The records:
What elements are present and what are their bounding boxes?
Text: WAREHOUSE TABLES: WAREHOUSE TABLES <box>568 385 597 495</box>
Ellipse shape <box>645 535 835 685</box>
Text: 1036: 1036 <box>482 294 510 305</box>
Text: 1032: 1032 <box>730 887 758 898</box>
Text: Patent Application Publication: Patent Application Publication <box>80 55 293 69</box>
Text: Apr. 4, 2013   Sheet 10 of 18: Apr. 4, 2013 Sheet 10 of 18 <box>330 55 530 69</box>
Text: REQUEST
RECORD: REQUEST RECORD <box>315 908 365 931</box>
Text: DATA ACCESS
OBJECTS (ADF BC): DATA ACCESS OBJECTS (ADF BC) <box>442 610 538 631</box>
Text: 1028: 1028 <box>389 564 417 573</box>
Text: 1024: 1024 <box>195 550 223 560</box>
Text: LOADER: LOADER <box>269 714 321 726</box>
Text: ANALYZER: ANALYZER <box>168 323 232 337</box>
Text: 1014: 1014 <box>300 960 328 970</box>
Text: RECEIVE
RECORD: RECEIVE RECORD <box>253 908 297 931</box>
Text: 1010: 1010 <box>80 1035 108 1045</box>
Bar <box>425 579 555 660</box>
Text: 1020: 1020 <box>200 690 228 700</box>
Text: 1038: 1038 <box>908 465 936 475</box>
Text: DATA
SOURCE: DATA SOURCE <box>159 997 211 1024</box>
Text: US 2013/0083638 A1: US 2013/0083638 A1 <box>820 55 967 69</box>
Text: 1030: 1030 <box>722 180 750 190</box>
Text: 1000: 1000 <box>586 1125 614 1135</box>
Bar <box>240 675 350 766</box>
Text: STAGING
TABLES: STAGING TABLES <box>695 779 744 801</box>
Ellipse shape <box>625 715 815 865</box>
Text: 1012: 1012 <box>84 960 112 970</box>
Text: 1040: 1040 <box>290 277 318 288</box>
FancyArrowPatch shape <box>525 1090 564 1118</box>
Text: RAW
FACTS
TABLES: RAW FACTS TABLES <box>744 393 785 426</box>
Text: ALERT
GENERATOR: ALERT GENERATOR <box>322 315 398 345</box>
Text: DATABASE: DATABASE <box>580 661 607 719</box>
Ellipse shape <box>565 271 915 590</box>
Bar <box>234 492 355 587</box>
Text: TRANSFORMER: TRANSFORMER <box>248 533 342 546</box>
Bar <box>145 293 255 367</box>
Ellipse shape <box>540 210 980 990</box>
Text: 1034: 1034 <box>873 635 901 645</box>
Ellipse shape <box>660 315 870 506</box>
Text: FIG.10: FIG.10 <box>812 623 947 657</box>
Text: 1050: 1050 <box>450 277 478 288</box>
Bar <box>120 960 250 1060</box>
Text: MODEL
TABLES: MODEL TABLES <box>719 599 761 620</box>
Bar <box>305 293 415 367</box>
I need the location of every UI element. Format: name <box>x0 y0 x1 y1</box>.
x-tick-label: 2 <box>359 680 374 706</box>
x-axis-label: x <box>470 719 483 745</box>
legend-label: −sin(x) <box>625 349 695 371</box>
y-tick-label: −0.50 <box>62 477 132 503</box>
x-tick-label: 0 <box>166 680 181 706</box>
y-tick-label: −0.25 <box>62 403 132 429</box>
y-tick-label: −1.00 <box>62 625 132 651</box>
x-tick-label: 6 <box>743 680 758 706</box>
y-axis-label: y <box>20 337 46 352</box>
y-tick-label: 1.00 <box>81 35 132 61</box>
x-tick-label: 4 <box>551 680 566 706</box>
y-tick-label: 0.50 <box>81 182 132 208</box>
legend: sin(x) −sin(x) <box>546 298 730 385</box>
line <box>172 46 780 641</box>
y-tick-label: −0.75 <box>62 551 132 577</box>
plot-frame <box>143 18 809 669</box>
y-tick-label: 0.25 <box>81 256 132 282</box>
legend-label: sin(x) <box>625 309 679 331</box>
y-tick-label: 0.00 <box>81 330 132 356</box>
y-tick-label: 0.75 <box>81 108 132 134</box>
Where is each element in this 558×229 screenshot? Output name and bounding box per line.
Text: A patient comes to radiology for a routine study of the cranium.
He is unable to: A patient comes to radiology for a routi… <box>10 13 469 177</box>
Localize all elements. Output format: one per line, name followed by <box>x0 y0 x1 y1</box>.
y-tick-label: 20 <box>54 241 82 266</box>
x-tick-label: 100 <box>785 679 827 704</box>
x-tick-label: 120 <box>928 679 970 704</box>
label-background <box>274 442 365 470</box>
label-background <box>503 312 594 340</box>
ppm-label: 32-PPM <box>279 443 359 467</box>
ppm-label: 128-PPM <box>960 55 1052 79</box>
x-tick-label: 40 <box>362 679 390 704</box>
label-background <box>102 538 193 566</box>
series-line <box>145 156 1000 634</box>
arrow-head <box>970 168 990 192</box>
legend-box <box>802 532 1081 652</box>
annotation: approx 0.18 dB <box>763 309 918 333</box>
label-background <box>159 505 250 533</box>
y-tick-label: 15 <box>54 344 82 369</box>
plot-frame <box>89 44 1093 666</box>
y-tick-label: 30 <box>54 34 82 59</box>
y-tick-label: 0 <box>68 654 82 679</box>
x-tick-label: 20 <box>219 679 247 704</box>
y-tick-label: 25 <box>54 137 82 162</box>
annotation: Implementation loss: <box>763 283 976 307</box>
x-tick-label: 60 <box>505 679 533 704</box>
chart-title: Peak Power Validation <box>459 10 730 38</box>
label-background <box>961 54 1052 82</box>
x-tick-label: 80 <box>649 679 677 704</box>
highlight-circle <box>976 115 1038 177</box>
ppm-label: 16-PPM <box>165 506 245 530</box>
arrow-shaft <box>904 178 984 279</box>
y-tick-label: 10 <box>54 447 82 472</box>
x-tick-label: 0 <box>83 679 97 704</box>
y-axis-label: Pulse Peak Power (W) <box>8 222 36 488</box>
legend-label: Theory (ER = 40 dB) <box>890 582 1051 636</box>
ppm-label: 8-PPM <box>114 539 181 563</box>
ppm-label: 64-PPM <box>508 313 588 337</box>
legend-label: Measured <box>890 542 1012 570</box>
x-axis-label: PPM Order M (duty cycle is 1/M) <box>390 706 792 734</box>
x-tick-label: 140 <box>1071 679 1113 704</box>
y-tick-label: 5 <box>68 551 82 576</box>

Exercise requirements:
Turn every line of the listing above into a Markdown table with the columns Row and Listing line, numbering the rows in order and leaving out any blank lines.

Written solution:
| Row | Listing line |
|---|---|
| 1 | What elements are present and what are their bounding boxes? |
| 2 | Text: WAREHOUSE TABLES: WAREHOUSE TABLES <box>568 385 597 495</box> |
| 3 | Ellipse shape <box>645 535 835 685</box> |
| 4 | Text: 1036: 1036 <box>482 294 510 305</box> |
| 5 | Text: 1032: 1032 <box>730 887 758 898</box> |
| 6 | Text: Patent Application Publication: Patent Application Publication <box>80 55 293 69</box> |
| 7 | Text: Apr. 4, 2013   Sheet 10 of 18: Apr. 4, 2013 Sheet 10 of 18 <box>330 55 530 69</box> |
| 8 | Text: REQUEST |
| 9 | RECORD: REQUEST RECORD <box>315 908 365 931</box> |
| 10 | Text: DATA ACCESS |
| 11 | OBJECTS (ADF BC): DATA ACCESS OBJECTS (ADF BC) <box>442 610 538 631</box> |
| 12 | Text: 1028: 1028 <box>389 564 417 573</box> |
| 13 | Text: 1024: 1024 <box>195 550 223 560</box> |
| 14 | Text: LOADER: LOADER <box>269 714 321 726</box> |
| 15 | Text: ANALYZER: ANALYZER <box>168 323 232 337</box> |
| 16 | Text: 1014: 1014 <box>300 960 328 970</box> |
| 17 | Text: RECEIVE |
| 18 | RECORD: RECEIVE RECORD <box>253 908 297 931</box> |
| 19 | Text: 1010: 1010 <box>80 1035 108 1045</box> |
| 20 | Bar <box>425 579 555 660</box> |
| 21 | Text: 1020: 1020 <box>200 690 228 700</box> |
| 22 | Text: 1038: 1038 <box>908 465 936 475</box> |
| 23 | Text: DATA |
| 24 | SOURCE: DATA SOURCE <box>159 997 211 1024</box> |
| 25 | Text: US 2013/0083638 A1: US 2013/0083638 A1 <box>820 55 967 69</box> |
| 26 | Text: 1030: 1030 <box>722 180 750 190</box> |
| 27 | Text: 1000: 1000 <box>586 1125 614 1135</box> |
| 28 | Bar <box>240 675 350 766</box> |
| 29 | Text: STAGING |
| 30 | TABLES: STAGING TABLES <box>695 779 744 801</box> |
| 31 | Ellipse shape <box>625 715 815 865</box> |
| 32 | Text: 1012: 1012 <box>84 960 112 970</box> |
| 33 | Text: 1040: 1040 <box>290 277 318 288</box> |
| 34 | FancyArrowPatch shape <box>525 1090 564 1118</box> |
| 35 | Text: RAW |
| 36 | FACTS |
| 37 | TABLES: RAW FACTS TABLES <box>744 393 785 426</box> |
| 38 | Text: ALERT |
| 39 | GENERATOR: ALERT GENERATOR <box>322 315 398 345</box> |
| 40 | Text: DATABASE: DATABASE <box>580 661 607 719</box> |
| 41 | Ellipse shape <box>565 271 915 590</box> |
| 42 | Bar <box>234 492 355 587</box> |
| 43 | Text: TRANSFORMER: TRANSFORMER <box>248 533 342 546</box> |
| 44 | Bar <box>145 293 255 367</box> |
| 45 | Ellipse shape <box>540 210 980 990</box> |
| 46 | Text: 1034: 1034 <box>873 635 901 645</box> |
| 47 | Ellipse shape <box>660 315 870 506</box> |
| 48 | Text: FIG.10: FIG.10 <box>812 623 947 657</box> |
| 49 | Text: 1050: 1050 <box>450 277 478 288</box> |
| 50 | Bar <box>120 960 250 1060</box> |
| 51 | Text: MODEL |
| 52 | TABLES: MODEL TABLES <box>719 599 761 620</box> |
| 53 | Bar <box>305 293 415 367</box> |
| 54 | I need the location of every UI element. Format: name <box>x0 y0 x1 y1</box>. |
| 55 | x-tick-label: 2 <box>359 680 374 706</box> |
| 56 | x-axis-label: x <box>470 719 483 745</box> |
| 57 | legend-label: −sin(x) <box>625 349 695 371</box> |
| 58 | y-tick-label: −0.50 <box>62 477 132 503</box> |
| 59 | x-tick-label: 0 <box>166 680 181 706</box> |
| 60 | y-tick-label: −0.25 <box>62 403 132 429</box> |
| 61 | y-tick-label: −1.00 <box>62 625 132 651</box> |
| 62 | x-tick-label: 6 <box>743 680 758 706</box> |
| 63 | y-axis-label: y <box>20 337 46 352</box> |
| 64 | y-tick-label: 1.00 <box>81 35 132 61</box> |
| 65 | x-tick-label: 4 <box>551 680 566 706</box> |
| 66 | y-tick-label: 0.50 <box>81 182 132 208</box> |
| 67 | legend: sin(x) −sin(x) <box>546 298 730 385</box> |
| 68 | line <box>172 46 780 641</box> |
| 69 | y-tick-label: −0.75 <box>62 551 132 577</box> |
| 70 | plot-frame <box>143 18 809 669</box> |
| 71 | y-tick-label: 0.25 <box>81 256 132 282</box> |
| 72 | legend-label: sin(x) <box>625 309 679 331</box> |
| 73 | y-tick-label: 0.00 <box>81 330 132 356</box> |
| 74 | y-tick-label: 0.75 <box>81 108 132 134</box> |
| 75 | Where is each element in this 558×229 screenshot? Output name and bounding box per line. |
| 76 | Text: A patient comes to radiology for a routine study of the cranium. |
| 77 | He is unable to: A patient comes to radiology for a routi… <box>10 13 469 177</box> |
| 78 | Localize all elements. Output format: one per line, name followed by <box>x0 y0 x1 y1</box>. |
| 79 | y-tick-label: 20 <box>54 241 82 266</box> |
| 80 | x-tick-label: 100 <box>785 679 827 704</box> |
| 81 | x-tick-label: 120 <box>928 679 970 704</box> |
| 82 | label-background <box>274 442 365 470</box> |
| 83 | label-background <box>503 312 594 340</box> |
| 84 | ppm-label: 32-PPM <box>279 443 359 467</box> |
| 85 | ppm-label: 128-PPM <box>960 55 1052 79</box> |
| 86 | x-tick-label: 40 <box>362 679 390 704</box> |
| 87 | label-background <box>102 538 193 566</box> |
| 88 | series-line <box>145 156 1000 634</box> |
| 89 | arrow-head <box>970 168 990 192</box> |
| 90 | legend-box <box>802 532 1081 652</box> |
| 91 | annotation: approx 0.18 dB <box>763 309 918 333</box> |
| 92 | label-background <box>159 505 250 533</box> |
| 93 | y-tick-label: 15 <box>54 344 82 369</box> |
| 94 | plot-frame <box>89 44 1093 666</box> |
| 95 | y-tick-label: 30 <box>54 34 82 59</box> |
| 96 | y-tick-label: 0 <box>68 654 82 679</box> |
| 97 | x-tick-label: 20 <box>219 679 247 704</box> |
| 98 | y-tick-label: 25 <box>54 137 82 162</box> |
| 99 | annotation: Implementation loss: <box>763 283 976 307</box> |
| 100 | x-tick-label: 60 <box>505 679 533 704</box> |
| 101 | chart-title: Peak Power Validation <box>459 10 730 38</box> |
| 102 | label-background <box>961 54 1052 82</box> |
| 103 | x-tick-label: 80 <box>649 679 677 704</box> |
| 104 | highlight-circle <box>976 115 1038 177</box> |
| 105 | ppm-label: 16-PPM <box>165 506 245 530</box> |
| 106 | arrow-shaft <box>904 178 984 279</box> |
| 107 | y-tick-label: 10 <box>54 447 82 472</box> |
| 108 | x-tick-label: 0 <box>83 679 97 704</box> |
| 109 | y-axis-label: Pulse Peak Power (W) <box>8 222 36 488</box> |
| 110 | legend-label: Theory (ER = 40 dB) <box>890 582 1051 636</box> |
| 111 | ppm-label: 8-PPM <box>114 539 181 563</box> |
| 112 | ppm-label: 64-PPM <box>508 313 588 337</box> |
| 113 | legend-label: Measured <box>890 542 1012 570</box> |
| 114 | x-axis-label: PPM Order M (duty cycle is 1/M) <box>390 706 792 734</box> |
| 115 | x-tick-label: 140 <box>1071 679 1113 704</box> |
| 116 | y-tick-label: 5 <box>68 551 82 576</box> |